Determine the number of lines containing the word "Nadine", and state that figure alone.

(Saved entries)
— Begin —

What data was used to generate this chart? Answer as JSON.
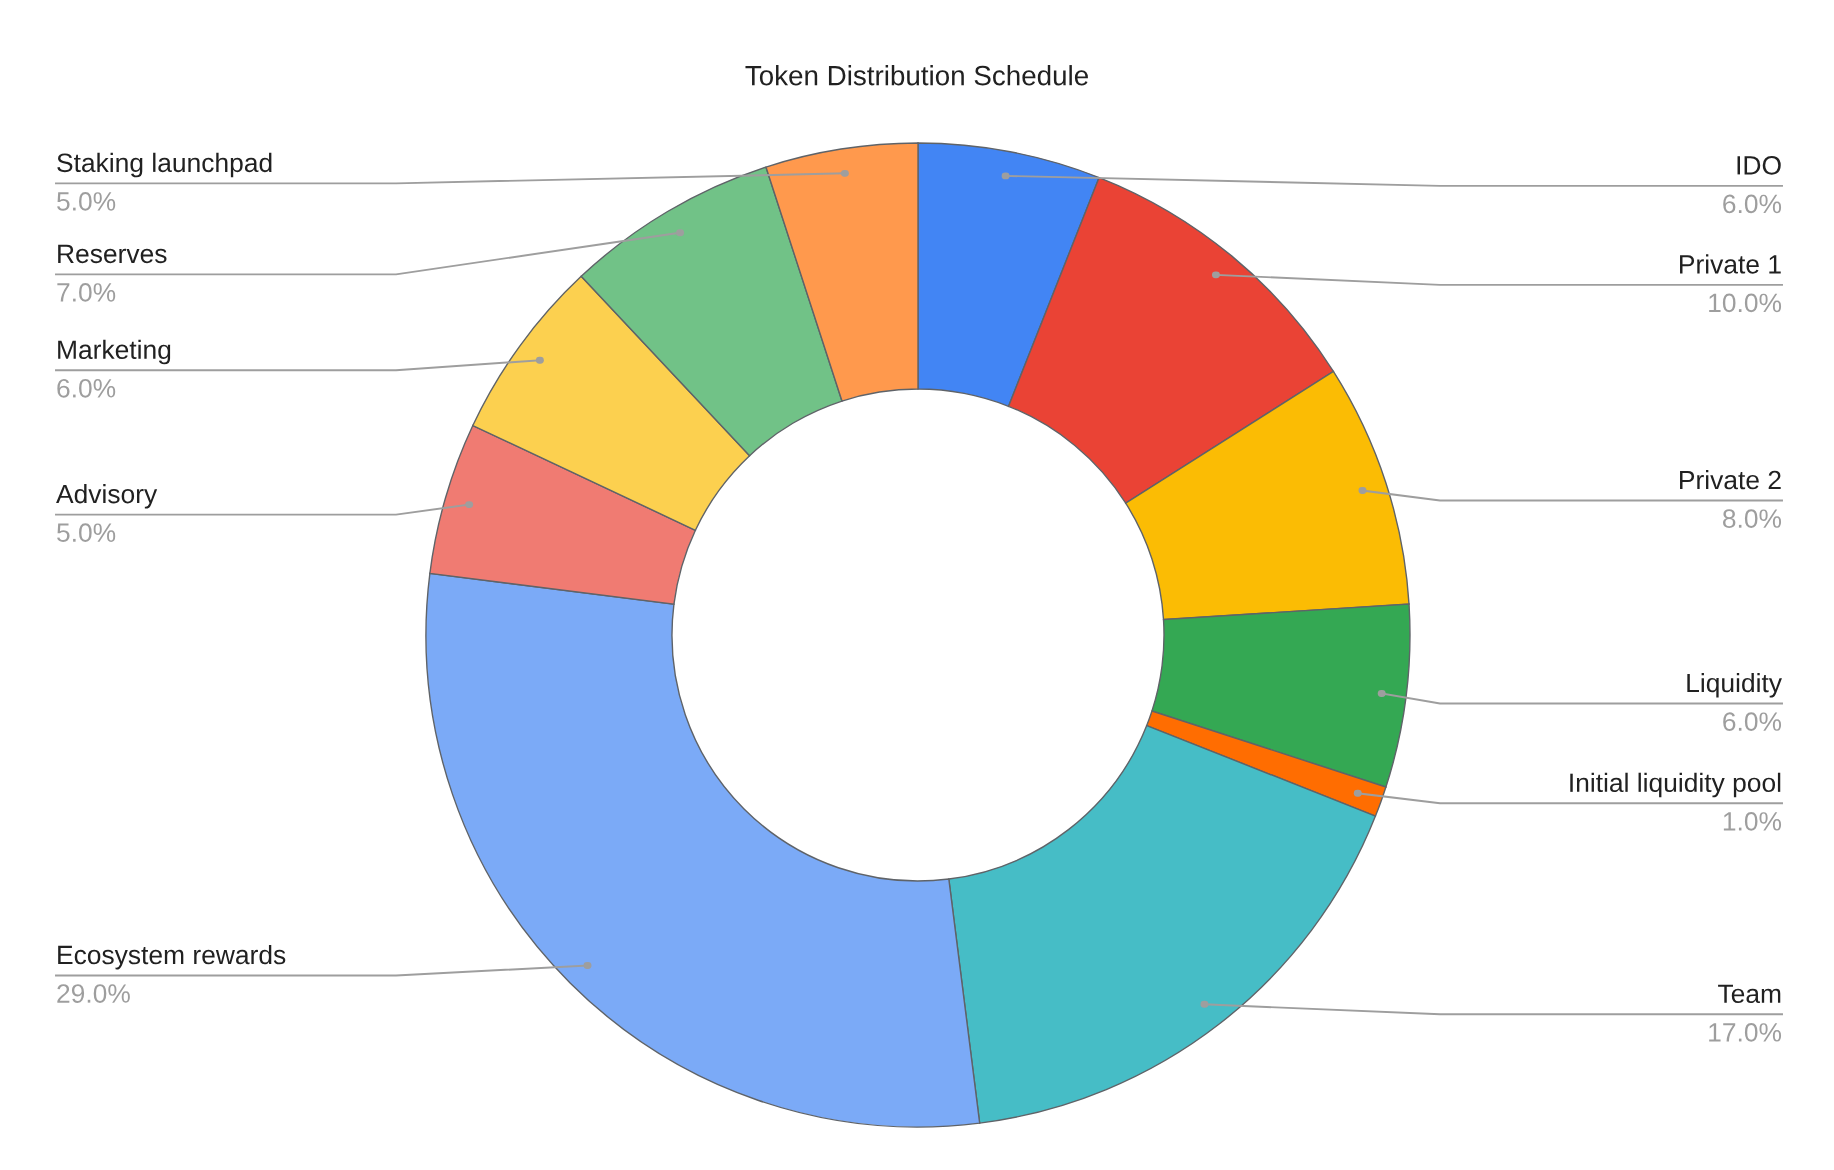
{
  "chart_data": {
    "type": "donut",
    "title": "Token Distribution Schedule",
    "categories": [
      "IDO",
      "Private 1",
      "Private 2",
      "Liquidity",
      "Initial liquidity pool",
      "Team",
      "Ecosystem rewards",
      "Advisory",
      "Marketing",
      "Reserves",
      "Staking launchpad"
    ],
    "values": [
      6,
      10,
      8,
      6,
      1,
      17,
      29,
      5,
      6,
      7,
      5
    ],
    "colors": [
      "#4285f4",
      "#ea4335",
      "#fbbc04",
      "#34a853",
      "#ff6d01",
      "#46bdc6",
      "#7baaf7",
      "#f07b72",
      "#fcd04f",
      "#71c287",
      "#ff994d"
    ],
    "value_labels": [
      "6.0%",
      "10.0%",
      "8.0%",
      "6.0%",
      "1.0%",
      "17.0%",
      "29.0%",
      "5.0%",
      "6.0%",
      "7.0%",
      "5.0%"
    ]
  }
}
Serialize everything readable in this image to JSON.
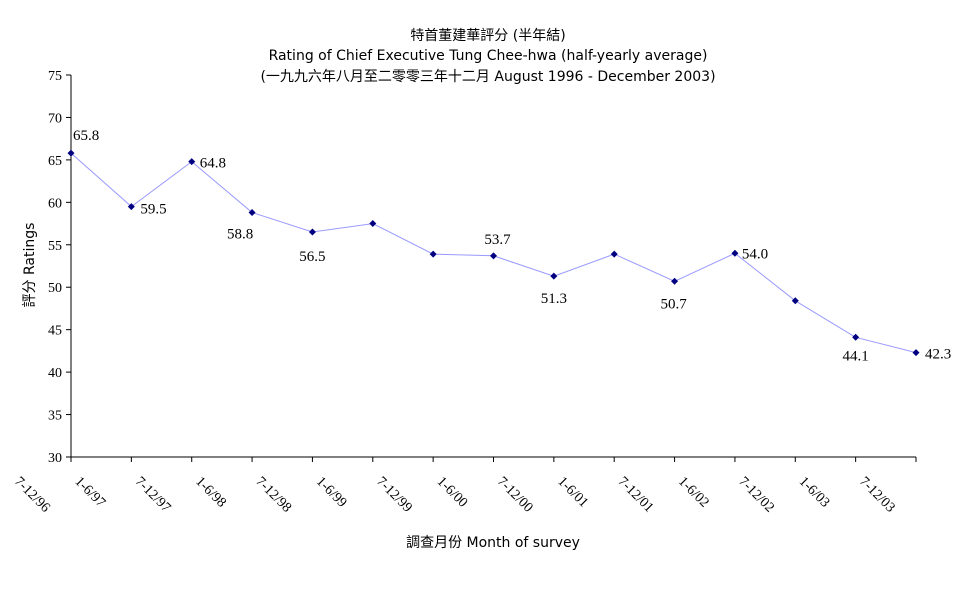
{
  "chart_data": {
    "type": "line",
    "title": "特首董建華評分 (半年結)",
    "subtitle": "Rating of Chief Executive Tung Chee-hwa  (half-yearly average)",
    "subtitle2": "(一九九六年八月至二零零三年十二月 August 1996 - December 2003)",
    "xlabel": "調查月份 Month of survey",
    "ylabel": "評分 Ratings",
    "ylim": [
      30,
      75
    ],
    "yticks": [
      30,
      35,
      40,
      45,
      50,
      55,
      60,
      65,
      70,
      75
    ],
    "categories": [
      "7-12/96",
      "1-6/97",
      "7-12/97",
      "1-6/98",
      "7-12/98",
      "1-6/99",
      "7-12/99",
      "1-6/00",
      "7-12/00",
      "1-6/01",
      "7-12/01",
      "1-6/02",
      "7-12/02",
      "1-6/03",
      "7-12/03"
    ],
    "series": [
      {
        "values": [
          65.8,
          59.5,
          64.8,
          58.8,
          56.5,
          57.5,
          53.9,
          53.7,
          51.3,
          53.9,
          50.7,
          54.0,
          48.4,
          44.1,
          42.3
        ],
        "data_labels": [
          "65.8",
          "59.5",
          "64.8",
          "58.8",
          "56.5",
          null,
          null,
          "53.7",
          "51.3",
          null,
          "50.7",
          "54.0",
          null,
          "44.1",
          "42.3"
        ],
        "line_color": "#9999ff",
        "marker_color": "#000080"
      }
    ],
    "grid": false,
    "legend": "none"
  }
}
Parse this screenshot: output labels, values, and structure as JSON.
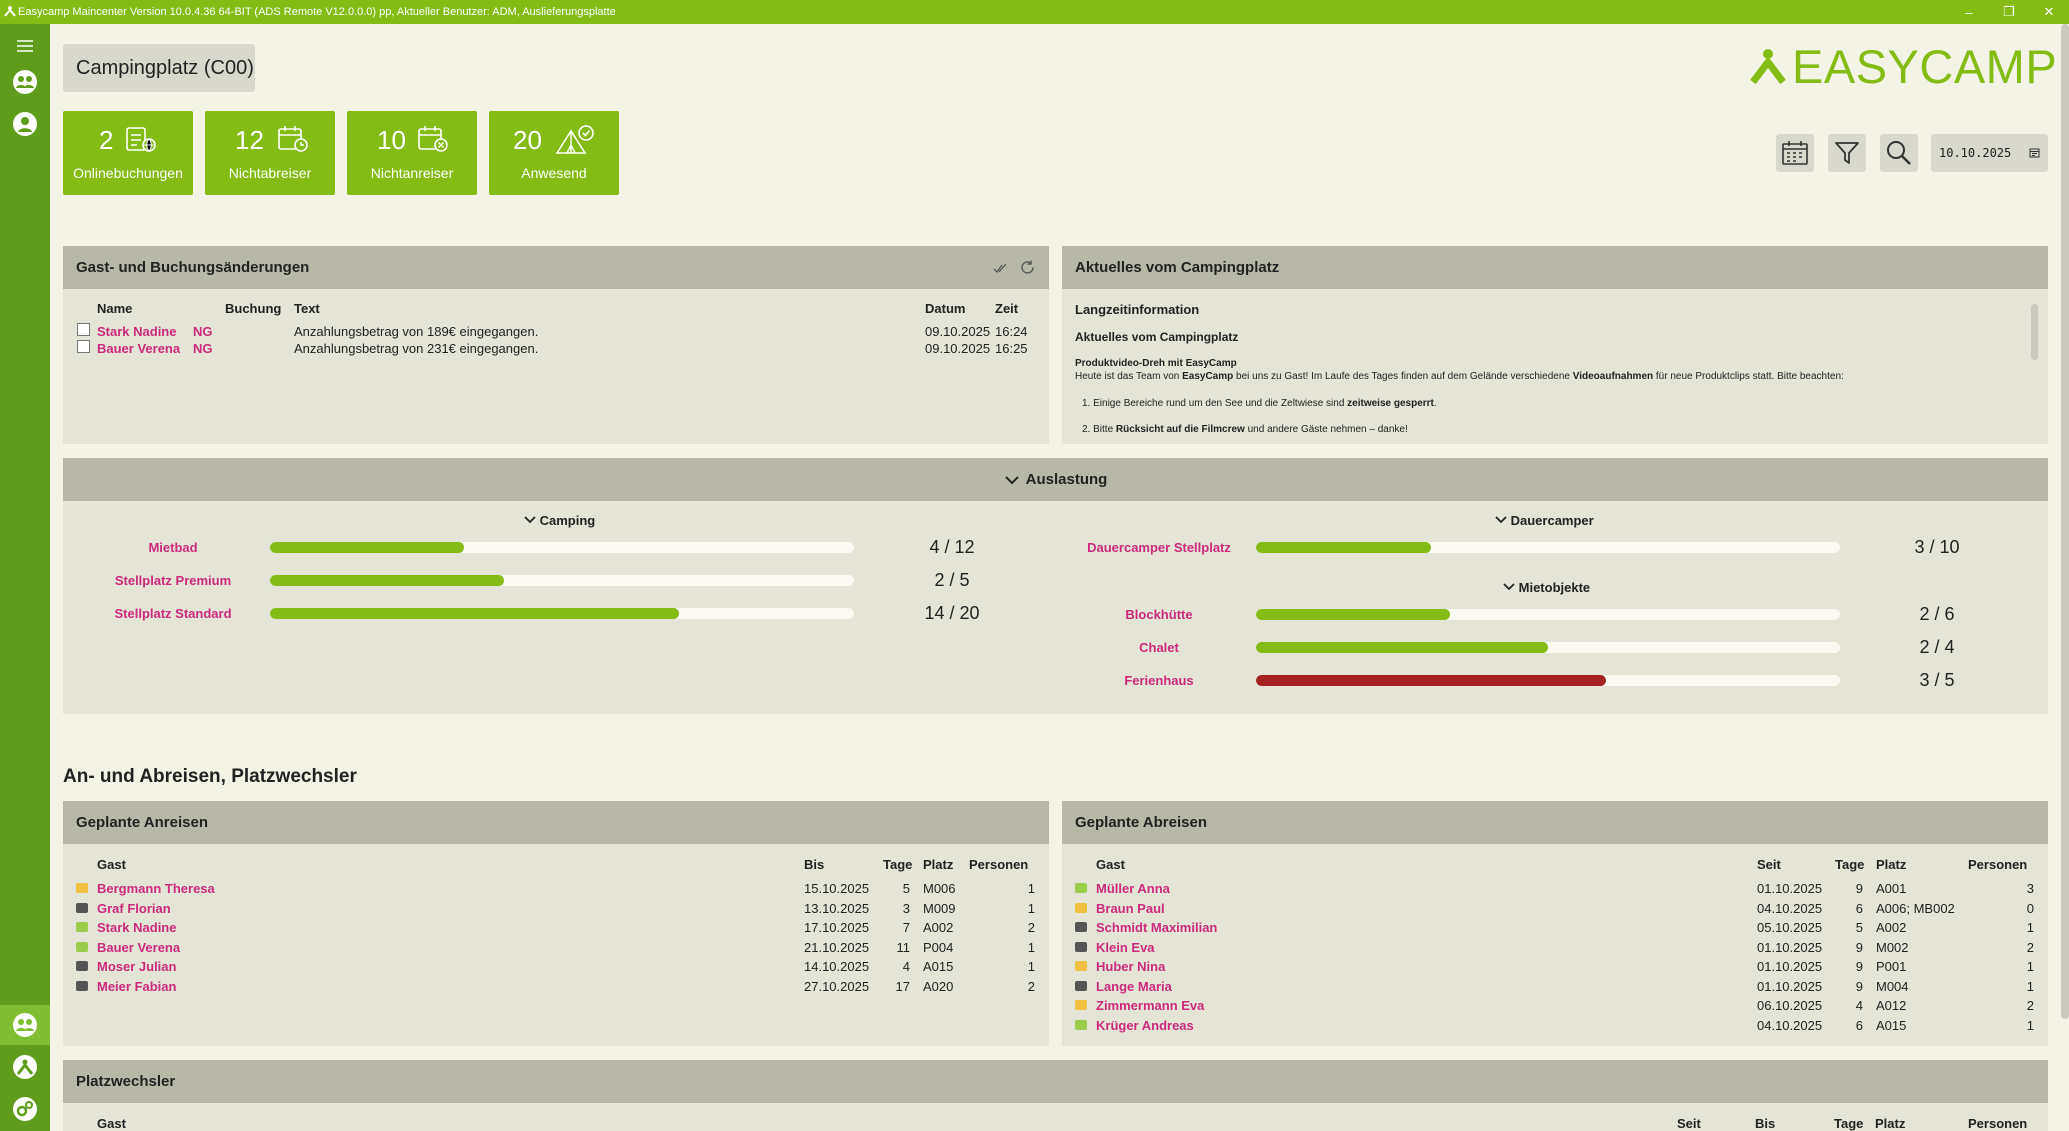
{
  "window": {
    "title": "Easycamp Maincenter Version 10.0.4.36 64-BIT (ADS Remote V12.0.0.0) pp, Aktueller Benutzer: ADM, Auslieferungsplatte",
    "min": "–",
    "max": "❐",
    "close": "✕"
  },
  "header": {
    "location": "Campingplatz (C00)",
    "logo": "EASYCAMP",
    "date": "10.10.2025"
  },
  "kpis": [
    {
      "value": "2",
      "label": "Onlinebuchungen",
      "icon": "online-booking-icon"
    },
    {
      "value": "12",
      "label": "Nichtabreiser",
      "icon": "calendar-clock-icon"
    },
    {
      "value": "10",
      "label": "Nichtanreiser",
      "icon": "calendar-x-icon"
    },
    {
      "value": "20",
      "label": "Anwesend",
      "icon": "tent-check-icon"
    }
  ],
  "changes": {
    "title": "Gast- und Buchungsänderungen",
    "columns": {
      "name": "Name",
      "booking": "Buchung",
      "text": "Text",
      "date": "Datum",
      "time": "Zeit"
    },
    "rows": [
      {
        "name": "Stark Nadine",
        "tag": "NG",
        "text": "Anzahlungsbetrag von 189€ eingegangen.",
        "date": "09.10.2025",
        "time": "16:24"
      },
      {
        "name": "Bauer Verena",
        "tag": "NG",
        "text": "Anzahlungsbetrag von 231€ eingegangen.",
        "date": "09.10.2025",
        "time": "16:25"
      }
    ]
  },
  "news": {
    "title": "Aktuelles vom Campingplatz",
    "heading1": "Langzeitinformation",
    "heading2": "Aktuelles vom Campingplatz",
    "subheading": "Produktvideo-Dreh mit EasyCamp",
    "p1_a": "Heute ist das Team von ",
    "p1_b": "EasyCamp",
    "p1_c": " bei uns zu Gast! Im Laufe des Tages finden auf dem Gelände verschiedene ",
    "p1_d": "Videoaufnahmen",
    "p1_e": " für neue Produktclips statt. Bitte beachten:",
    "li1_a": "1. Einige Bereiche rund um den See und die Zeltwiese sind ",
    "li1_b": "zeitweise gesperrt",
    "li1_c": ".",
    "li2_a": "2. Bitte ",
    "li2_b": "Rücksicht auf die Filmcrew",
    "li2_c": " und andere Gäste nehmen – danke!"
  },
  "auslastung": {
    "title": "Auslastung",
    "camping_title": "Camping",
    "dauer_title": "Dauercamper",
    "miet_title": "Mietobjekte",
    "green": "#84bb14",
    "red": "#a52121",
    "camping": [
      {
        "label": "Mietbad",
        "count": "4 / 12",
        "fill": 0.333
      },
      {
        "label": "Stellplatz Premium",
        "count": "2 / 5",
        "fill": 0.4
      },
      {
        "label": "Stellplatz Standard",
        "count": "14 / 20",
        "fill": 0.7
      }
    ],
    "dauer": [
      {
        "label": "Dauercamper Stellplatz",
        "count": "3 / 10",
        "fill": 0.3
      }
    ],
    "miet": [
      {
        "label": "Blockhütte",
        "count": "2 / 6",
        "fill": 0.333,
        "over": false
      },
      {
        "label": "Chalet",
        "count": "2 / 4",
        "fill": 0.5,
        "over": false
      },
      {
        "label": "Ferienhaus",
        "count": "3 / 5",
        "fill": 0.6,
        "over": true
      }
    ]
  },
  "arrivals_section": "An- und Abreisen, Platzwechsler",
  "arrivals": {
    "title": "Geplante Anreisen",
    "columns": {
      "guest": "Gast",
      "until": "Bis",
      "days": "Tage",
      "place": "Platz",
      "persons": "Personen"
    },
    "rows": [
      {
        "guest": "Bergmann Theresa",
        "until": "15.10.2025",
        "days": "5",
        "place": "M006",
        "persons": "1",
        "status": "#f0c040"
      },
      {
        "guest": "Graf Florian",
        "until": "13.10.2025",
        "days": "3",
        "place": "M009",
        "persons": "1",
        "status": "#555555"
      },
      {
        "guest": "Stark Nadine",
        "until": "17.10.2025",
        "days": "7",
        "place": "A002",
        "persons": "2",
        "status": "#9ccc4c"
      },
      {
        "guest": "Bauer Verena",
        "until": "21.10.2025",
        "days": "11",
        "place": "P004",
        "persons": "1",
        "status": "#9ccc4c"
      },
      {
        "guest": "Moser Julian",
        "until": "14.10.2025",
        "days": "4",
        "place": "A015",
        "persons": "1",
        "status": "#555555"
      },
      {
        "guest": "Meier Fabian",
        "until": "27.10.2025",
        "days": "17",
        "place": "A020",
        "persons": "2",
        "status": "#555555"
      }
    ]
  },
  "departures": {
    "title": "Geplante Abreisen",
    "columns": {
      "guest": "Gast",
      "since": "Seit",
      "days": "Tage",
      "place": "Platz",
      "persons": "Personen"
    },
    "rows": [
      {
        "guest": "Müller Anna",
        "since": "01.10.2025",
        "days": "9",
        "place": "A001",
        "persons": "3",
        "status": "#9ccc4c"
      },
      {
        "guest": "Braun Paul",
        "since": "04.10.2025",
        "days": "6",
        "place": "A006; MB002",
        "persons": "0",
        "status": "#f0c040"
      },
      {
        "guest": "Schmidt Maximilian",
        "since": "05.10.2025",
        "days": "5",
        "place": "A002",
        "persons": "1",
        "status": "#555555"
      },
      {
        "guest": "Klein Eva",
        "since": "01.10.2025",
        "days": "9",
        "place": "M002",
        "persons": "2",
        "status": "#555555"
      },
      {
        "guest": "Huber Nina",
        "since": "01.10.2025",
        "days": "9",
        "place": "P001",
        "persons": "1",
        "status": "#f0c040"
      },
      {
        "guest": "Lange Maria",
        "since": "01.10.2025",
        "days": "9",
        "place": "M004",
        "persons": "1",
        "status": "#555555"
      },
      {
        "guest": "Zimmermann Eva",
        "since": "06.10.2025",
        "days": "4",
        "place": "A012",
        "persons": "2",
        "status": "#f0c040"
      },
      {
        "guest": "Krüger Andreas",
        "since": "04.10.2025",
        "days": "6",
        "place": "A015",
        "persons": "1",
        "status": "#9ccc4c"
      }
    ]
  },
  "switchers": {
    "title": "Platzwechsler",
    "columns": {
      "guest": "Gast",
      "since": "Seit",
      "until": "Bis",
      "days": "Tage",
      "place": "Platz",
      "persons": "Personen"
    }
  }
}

— End —

ANSWER TO THIS EXERCISE.
2